** Begin **

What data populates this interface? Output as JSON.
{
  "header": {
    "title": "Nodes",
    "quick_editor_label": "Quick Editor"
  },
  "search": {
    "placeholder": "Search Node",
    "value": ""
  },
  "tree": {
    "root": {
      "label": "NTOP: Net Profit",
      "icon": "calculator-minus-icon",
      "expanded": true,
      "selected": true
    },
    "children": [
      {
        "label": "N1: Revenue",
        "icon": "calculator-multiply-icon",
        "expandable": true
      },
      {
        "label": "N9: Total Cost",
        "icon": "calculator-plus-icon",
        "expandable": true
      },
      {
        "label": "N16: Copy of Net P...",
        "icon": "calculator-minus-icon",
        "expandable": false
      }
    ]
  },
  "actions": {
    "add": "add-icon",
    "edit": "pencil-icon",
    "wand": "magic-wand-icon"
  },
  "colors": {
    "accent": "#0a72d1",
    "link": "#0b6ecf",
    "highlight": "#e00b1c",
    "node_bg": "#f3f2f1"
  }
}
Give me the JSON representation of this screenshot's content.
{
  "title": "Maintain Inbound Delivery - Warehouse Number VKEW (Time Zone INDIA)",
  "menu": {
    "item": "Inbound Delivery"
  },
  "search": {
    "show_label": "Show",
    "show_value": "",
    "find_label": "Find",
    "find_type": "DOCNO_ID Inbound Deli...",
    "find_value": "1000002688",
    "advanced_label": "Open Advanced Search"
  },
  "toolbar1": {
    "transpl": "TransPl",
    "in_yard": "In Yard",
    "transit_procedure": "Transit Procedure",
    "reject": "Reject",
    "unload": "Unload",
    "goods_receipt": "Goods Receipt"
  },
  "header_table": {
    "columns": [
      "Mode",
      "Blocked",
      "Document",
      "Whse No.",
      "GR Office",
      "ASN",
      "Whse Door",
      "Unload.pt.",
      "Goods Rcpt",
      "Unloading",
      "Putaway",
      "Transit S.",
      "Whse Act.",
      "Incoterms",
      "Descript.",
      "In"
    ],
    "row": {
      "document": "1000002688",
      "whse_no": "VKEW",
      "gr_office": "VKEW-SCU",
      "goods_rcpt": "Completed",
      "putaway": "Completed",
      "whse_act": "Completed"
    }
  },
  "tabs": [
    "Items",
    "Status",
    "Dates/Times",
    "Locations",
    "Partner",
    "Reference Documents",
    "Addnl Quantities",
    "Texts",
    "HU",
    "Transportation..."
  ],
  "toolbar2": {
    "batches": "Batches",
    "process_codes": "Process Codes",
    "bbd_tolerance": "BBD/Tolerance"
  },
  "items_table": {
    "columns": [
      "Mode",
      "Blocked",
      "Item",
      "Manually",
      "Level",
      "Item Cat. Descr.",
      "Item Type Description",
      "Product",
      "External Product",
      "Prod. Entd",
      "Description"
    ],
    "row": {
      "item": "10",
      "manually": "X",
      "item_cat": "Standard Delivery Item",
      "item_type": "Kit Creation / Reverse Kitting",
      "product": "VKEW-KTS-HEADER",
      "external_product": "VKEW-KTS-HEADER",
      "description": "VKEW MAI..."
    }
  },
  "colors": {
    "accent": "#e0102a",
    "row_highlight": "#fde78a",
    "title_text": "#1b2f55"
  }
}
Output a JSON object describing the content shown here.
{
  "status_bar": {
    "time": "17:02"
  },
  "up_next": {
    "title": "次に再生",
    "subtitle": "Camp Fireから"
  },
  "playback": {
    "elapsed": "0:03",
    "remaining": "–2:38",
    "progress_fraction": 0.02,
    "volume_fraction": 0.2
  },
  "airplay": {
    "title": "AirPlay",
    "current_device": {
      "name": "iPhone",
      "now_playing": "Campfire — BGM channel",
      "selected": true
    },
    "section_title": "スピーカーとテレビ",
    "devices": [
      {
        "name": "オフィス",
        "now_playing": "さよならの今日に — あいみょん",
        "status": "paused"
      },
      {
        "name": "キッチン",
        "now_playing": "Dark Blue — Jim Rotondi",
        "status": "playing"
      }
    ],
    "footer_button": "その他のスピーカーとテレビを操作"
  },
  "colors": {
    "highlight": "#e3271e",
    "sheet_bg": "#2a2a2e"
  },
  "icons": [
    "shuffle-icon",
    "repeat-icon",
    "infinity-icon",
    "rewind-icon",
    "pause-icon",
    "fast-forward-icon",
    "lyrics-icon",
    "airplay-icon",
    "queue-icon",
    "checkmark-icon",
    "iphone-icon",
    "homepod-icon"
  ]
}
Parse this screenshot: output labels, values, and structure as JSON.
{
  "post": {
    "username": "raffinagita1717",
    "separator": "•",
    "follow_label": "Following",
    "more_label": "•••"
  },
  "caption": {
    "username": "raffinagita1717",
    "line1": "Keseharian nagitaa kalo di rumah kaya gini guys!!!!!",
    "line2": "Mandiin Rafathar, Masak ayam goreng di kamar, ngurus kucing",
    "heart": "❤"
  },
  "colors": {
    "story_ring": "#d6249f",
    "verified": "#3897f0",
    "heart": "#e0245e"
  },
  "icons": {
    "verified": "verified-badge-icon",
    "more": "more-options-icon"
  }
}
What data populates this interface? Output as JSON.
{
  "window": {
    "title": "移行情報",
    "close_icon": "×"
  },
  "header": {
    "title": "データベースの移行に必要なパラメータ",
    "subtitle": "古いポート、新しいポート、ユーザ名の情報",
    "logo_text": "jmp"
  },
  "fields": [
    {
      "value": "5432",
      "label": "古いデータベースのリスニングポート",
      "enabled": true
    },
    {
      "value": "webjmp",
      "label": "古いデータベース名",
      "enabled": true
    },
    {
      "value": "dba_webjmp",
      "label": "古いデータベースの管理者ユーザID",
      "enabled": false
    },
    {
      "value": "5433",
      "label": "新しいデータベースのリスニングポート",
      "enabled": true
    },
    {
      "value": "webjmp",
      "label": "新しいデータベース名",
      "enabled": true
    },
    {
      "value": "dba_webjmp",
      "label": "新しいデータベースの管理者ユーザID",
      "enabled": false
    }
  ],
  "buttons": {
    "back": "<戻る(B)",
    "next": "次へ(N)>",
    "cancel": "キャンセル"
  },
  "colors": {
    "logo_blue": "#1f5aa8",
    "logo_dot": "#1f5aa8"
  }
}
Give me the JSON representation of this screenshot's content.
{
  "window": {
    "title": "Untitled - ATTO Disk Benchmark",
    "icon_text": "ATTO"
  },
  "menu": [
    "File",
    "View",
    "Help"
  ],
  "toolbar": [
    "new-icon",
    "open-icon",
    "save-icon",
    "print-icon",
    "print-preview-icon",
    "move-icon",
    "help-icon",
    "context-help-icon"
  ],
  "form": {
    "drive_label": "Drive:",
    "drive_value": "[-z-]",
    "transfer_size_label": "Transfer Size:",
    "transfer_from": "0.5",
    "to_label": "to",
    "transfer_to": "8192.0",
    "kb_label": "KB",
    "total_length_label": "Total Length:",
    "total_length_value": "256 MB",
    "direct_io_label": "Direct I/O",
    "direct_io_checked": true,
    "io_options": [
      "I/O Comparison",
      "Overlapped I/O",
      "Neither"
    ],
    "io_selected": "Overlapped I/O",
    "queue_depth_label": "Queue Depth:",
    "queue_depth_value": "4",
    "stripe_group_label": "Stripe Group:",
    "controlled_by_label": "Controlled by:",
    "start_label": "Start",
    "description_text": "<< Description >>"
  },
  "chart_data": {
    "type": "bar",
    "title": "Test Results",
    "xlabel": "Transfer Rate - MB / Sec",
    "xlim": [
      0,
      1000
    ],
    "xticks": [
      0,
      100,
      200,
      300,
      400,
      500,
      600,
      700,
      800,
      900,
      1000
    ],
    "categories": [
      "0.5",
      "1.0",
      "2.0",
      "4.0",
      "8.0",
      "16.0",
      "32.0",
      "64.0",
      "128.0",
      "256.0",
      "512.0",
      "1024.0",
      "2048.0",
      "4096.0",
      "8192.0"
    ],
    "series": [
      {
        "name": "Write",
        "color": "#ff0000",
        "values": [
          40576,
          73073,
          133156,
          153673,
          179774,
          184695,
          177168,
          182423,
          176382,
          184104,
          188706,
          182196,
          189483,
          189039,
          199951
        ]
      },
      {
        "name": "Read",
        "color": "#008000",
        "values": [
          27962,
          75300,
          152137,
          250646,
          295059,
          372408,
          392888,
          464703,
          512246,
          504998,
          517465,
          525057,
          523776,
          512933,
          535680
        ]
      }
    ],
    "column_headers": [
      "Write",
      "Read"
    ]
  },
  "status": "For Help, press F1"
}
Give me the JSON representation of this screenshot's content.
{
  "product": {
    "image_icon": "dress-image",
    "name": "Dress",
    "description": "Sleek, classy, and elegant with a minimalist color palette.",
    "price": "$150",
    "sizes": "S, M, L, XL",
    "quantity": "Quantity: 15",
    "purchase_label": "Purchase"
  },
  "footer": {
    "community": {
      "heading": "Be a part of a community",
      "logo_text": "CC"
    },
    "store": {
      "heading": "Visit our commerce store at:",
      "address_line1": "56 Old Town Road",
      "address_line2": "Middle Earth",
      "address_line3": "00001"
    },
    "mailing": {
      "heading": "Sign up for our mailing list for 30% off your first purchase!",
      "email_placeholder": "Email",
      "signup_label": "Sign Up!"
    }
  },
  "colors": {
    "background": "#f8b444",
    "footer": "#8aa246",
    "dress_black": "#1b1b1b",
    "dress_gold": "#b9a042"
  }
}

** End **

SET TASK: Tally up the lines with the word "verified" in them, and answer with that number by itself.

ANSWER BELOW: 2